▶ [Supplied data]:

★ ★ ★

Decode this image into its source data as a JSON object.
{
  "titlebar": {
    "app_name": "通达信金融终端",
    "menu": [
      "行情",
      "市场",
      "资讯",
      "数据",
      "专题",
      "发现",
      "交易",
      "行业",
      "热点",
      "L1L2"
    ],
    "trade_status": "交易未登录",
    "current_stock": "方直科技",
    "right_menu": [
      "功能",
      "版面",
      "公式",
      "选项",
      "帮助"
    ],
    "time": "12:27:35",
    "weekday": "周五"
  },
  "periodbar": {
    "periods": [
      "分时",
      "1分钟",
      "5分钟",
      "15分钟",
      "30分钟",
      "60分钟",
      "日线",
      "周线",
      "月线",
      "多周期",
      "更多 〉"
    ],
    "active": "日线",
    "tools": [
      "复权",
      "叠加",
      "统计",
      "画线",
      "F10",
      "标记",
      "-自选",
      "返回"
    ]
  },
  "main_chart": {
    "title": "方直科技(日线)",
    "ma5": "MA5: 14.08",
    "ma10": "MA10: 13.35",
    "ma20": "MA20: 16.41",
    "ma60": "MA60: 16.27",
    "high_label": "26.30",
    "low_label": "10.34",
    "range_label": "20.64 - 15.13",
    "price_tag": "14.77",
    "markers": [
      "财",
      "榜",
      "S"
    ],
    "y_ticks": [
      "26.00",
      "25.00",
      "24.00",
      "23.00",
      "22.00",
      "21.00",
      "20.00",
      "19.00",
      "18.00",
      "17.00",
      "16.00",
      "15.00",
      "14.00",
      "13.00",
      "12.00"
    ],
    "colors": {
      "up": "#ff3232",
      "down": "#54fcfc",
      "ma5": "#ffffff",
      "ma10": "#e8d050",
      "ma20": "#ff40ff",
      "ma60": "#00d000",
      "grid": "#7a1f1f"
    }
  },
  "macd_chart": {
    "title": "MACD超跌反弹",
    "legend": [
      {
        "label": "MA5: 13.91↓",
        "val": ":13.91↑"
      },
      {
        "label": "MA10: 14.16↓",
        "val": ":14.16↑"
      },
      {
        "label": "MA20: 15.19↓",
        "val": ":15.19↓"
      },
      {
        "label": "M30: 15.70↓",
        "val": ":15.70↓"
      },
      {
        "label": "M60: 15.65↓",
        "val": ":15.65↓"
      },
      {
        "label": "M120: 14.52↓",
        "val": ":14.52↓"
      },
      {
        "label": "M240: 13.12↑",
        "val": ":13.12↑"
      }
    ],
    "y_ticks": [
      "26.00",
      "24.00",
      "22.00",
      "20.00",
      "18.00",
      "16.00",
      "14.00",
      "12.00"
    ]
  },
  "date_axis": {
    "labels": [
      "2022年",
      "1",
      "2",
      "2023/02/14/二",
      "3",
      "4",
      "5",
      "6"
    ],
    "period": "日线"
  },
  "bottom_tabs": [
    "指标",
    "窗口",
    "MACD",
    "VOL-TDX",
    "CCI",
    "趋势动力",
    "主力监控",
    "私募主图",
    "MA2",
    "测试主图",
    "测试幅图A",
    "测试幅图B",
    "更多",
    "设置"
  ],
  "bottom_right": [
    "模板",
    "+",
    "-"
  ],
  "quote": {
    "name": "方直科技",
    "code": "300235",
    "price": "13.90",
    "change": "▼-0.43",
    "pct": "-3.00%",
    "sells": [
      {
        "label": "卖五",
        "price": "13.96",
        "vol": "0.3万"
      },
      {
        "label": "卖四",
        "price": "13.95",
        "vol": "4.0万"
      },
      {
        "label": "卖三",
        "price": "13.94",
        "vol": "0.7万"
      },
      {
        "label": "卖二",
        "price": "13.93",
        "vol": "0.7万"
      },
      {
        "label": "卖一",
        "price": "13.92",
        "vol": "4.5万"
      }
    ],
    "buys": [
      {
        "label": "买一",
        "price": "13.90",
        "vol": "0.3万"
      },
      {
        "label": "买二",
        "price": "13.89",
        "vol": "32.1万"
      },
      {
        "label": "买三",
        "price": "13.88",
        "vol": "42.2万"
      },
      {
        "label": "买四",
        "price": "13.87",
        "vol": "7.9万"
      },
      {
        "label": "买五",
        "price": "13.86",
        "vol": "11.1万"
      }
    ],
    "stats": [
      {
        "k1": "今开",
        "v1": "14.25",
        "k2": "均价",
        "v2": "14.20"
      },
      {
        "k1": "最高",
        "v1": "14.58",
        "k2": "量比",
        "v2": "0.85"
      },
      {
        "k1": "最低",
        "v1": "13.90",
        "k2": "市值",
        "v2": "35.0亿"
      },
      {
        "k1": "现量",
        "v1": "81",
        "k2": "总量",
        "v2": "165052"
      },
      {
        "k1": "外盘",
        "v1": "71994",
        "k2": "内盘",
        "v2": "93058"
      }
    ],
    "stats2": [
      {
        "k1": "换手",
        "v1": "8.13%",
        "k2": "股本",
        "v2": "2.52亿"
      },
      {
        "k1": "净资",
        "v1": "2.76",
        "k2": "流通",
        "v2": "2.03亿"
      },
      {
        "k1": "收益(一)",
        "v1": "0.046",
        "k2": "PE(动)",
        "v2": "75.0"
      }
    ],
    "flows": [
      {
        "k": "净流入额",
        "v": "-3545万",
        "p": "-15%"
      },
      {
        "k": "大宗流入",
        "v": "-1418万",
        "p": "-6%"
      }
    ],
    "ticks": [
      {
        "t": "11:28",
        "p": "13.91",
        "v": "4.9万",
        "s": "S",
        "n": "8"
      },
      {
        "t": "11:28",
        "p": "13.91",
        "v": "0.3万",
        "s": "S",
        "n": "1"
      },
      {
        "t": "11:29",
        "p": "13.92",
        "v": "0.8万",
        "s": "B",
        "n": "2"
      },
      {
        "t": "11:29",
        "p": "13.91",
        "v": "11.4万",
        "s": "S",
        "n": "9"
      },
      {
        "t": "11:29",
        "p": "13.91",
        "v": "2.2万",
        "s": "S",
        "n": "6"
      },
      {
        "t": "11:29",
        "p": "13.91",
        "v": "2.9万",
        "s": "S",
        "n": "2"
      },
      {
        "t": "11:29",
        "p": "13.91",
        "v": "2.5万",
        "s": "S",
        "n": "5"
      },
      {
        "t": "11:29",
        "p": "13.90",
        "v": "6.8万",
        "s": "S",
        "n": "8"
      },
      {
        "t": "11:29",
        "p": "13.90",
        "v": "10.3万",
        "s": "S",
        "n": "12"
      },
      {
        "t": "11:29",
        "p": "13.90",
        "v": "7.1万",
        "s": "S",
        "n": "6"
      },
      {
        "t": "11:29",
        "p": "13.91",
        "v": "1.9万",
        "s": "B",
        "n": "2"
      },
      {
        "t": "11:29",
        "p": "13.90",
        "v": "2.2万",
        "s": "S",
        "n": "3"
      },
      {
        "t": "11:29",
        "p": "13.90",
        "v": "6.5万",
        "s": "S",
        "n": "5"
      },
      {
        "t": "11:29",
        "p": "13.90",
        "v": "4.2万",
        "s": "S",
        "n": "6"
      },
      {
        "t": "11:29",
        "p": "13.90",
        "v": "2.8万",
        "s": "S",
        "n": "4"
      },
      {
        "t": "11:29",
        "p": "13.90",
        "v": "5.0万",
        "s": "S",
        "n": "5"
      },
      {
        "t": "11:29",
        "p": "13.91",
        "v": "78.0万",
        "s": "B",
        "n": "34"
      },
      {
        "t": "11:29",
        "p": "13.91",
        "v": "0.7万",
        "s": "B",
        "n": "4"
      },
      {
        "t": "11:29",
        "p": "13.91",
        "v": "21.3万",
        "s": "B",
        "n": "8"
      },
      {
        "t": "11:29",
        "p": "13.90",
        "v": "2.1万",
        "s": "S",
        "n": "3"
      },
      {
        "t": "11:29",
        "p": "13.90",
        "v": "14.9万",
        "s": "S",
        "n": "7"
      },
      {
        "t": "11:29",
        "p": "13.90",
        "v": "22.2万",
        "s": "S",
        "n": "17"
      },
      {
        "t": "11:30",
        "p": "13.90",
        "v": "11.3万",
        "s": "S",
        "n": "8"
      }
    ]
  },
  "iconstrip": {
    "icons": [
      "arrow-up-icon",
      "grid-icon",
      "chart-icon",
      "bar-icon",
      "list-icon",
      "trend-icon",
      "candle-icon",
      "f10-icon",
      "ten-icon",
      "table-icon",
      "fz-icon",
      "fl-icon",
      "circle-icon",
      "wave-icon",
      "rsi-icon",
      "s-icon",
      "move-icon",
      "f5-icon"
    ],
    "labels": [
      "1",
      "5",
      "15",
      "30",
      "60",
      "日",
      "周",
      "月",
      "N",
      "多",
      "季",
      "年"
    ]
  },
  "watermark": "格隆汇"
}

★ ★ ★

▶ [Exercise description]: Note every line above where the string "方直科技" shows up, and copy those lines.

▶ [Task result]:
    "current_stock": "方直科技",
    "title": "方直科技(日线)",
    "name": "方直科技",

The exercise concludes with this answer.